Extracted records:
+++

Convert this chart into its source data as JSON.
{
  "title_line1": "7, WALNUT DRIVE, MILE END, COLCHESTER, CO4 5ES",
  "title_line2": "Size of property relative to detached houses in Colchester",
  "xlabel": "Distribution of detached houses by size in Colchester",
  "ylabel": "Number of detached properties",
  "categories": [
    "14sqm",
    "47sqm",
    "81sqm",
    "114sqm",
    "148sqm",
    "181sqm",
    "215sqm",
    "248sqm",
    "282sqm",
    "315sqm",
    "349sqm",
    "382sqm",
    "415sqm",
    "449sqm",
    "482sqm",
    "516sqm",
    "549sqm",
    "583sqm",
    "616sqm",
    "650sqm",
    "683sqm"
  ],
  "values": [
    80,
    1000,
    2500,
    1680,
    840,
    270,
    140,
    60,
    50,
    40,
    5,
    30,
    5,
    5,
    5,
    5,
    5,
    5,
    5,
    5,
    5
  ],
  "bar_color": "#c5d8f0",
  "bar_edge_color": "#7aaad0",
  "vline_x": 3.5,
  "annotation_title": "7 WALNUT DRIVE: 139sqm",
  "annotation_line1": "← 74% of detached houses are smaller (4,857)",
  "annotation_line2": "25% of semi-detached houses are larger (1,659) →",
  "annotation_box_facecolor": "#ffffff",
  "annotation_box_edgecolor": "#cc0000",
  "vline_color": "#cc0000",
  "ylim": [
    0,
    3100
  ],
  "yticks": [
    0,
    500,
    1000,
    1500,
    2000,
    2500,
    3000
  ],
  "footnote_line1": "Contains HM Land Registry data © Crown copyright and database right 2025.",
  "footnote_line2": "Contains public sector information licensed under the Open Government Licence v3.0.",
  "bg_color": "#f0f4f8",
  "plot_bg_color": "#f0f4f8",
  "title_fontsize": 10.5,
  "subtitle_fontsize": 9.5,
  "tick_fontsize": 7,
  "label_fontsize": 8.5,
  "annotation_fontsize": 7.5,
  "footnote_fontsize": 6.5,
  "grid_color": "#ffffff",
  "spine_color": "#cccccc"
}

+++

DIRECTIVE: Write an exact transcription of every entry above.

EXERCISE OUTPUT:
Convert this chart into its source data as JSON.
{
  "title_line1": "7, WALNUT DRIVE, MILE END, COLCHESTER, CO4 5ES",
  "title_line2": "Size of property relative to detached houses in Colchester",
  "xlabel": "Distribution of detached houses by size in Colchester",
  "ylabel": "Number of detached properties",
  "categories": [
    "14sqm",
    "47sqm",
    "81sqm",
    "114sqm",
    "148sqm",
    "181sqm",
    "215sqm",
    "248sqm",
    "282sqm",
    "315sqm",
    "349sqm",
    "382sqm",
    "415sqm",
    "449sqm",
    "482sqm",
    "516sqm",
    "549sqm",
    "583sqm",
    "616sqm",
    "650sqm",
    "683sqm"
  ],
  "values": [
    80,
    1000,
    2500,
    1680,
    840,
    270,
    140,
    60,
    50,
    40,
    5,
    30,
    5,
    5,
    5,
    5,
    5,
    5,
    5,
    5,
    5
  ],
  "bar_color": "#c5d8f0",
  "bar_edge_color": "#7aaad0",
  "vline_x": 3.5,
  "annotation_title": "7 WALNUT DRIVE: 139sqm",
  "annotation_line1": "← 74% of detached houses are smaller (4,857)",
  "annotation_line2": "25% of semi-detached houses are larger (1,659) →",
  "annotation_box_facecolor": "#ffffff",
  "annotation_box_edgecolor": "#cc0000",
  "vline_color": "#cc0000",
  "ylim": [
    0,
    3100
  ],
  "yticks": [
    0,
    500,
    1000,
    1500,
    2000,
    2500,
    3000
  ],
  "footnote_line1": "Contains HM Land Registry data © Crown copyright and database right 2025.",
  "footnote_line2": "Contains public sector information licensed under the Open Government Licence v3.0.",
  "bg_color": "#f0f4f8",
  "plot_bg_color": "#f0f4f8",
  "title_fontsize": 10.5,
  "subtitle_fontsize": 9.5,
  "tick_fontsize": 7,
  "label_fontsize": 8.5,
  "annotation_fontsize": 7.5,
  "footnote_fontsize": 6.5,
  "grid_color": "#ffffff",
  "spine_color": "#cccccc"
}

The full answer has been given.